Find the string "分层诊断性能" and gather every line that holds it.

## START RECORDS FOR THIS EXERCISE

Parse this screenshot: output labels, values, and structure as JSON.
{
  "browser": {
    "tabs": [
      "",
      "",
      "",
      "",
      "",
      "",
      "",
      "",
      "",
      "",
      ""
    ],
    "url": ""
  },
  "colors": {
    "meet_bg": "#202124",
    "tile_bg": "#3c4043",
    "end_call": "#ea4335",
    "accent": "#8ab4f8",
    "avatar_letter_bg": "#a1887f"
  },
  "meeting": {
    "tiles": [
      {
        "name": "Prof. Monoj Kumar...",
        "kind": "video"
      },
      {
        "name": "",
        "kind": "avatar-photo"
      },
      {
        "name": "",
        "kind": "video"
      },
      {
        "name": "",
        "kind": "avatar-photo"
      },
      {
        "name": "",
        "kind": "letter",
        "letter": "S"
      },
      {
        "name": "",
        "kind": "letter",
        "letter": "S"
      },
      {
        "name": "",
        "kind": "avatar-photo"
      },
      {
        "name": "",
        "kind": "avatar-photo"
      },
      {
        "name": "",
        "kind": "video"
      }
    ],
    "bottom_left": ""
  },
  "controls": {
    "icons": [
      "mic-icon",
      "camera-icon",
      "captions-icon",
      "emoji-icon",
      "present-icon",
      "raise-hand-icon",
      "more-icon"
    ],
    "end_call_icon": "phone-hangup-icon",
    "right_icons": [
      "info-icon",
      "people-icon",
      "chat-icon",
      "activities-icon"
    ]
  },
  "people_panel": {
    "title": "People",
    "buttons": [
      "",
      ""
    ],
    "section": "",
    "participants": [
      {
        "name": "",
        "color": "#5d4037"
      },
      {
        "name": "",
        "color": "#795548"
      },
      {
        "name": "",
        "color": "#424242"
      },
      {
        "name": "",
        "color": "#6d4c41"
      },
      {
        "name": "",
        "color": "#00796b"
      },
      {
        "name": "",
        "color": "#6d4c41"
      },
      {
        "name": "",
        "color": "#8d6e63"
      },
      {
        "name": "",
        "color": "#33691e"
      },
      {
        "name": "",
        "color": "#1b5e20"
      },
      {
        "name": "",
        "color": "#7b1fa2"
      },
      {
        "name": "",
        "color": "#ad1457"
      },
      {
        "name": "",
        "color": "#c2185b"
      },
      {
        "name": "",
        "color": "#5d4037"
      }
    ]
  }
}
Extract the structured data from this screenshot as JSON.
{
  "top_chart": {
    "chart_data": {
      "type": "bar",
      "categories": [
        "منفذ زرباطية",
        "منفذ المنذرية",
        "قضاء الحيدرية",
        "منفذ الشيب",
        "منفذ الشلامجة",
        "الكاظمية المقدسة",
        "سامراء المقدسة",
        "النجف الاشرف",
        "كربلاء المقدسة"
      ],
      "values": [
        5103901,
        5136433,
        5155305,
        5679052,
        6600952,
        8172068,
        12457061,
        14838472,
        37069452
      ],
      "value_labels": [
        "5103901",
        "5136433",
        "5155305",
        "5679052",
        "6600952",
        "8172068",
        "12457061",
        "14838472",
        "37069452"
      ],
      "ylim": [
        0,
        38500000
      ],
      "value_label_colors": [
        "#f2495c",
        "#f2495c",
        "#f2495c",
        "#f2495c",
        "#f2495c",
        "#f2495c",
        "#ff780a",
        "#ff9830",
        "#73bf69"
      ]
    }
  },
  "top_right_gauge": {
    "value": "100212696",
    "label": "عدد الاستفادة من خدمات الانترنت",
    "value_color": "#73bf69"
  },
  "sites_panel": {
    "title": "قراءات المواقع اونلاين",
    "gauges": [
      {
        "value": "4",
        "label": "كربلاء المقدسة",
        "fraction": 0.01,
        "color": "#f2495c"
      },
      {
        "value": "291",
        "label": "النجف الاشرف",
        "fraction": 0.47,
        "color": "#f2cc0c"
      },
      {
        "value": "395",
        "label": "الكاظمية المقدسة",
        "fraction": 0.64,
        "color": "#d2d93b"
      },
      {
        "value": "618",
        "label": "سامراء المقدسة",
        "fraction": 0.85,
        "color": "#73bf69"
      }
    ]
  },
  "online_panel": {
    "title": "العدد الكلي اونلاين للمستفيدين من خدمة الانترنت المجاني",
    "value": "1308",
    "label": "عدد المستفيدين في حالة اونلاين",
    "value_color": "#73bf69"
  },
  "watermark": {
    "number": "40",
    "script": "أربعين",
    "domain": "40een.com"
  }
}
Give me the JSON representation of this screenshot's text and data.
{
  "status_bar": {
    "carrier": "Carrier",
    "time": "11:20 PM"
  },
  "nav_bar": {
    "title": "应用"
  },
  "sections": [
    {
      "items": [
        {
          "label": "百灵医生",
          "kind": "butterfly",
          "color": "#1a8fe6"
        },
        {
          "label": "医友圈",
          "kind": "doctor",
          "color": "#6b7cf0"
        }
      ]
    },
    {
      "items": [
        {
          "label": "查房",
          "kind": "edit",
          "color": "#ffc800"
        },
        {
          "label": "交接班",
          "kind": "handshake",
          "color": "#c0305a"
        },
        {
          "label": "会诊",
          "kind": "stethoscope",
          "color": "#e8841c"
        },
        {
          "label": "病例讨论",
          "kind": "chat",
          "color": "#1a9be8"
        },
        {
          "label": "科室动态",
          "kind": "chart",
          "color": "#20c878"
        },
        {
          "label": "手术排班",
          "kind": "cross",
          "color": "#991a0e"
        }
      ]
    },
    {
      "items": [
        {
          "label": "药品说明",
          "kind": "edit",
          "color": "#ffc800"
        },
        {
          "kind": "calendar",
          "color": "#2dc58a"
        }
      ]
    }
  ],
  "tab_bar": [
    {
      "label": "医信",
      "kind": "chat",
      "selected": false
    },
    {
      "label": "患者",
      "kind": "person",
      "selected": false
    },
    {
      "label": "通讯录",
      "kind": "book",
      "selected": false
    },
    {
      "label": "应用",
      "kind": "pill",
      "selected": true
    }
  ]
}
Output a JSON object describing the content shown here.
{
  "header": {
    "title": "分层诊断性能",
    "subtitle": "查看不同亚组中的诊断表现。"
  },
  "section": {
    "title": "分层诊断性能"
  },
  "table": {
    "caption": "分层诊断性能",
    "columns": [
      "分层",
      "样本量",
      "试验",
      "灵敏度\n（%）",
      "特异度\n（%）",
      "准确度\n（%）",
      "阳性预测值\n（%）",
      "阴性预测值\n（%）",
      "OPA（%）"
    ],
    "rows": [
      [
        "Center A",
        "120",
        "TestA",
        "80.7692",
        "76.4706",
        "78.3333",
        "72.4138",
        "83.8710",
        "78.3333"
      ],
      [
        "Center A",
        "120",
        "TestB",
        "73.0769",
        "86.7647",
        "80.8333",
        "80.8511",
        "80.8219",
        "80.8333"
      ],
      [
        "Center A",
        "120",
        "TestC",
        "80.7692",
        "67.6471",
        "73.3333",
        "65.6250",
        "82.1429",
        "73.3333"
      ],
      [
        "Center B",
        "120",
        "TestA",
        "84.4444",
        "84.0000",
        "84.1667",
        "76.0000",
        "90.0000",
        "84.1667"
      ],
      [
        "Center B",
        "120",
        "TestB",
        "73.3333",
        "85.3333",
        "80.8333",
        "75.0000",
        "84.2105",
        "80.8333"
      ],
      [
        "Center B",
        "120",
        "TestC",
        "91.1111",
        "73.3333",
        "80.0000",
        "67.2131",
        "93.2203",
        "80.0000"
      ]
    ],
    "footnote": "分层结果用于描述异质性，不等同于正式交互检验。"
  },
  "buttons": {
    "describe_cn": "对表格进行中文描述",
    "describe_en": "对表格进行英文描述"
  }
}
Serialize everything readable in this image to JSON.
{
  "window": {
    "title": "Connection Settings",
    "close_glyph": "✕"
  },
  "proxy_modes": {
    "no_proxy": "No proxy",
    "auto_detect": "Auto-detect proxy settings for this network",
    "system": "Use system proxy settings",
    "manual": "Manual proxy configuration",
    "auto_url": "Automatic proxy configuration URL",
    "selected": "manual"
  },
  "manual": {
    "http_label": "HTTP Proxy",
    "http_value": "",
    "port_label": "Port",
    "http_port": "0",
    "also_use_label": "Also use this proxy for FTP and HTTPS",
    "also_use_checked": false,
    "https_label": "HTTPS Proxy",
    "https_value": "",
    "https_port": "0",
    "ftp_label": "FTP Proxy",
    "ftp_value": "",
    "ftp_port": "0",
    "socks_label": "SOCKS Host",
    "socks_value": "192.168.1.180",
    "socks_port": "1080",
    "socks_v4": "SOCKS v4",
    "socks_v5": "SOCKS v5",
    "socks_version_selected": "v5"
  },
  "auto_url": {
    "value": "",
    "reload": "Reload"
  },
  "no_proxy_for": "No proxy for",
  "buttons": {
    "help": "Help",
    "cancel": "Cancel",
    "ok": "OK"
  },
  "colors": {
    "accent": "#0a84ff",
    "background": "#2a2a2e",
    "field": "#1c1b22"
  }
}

## END RECORDS FOR THIS EXERCISE

> [THE REPLY]:
    "title": "分层诊断性能",
    "title": "分层诊断性能"
    "caption": "分层诊断性能",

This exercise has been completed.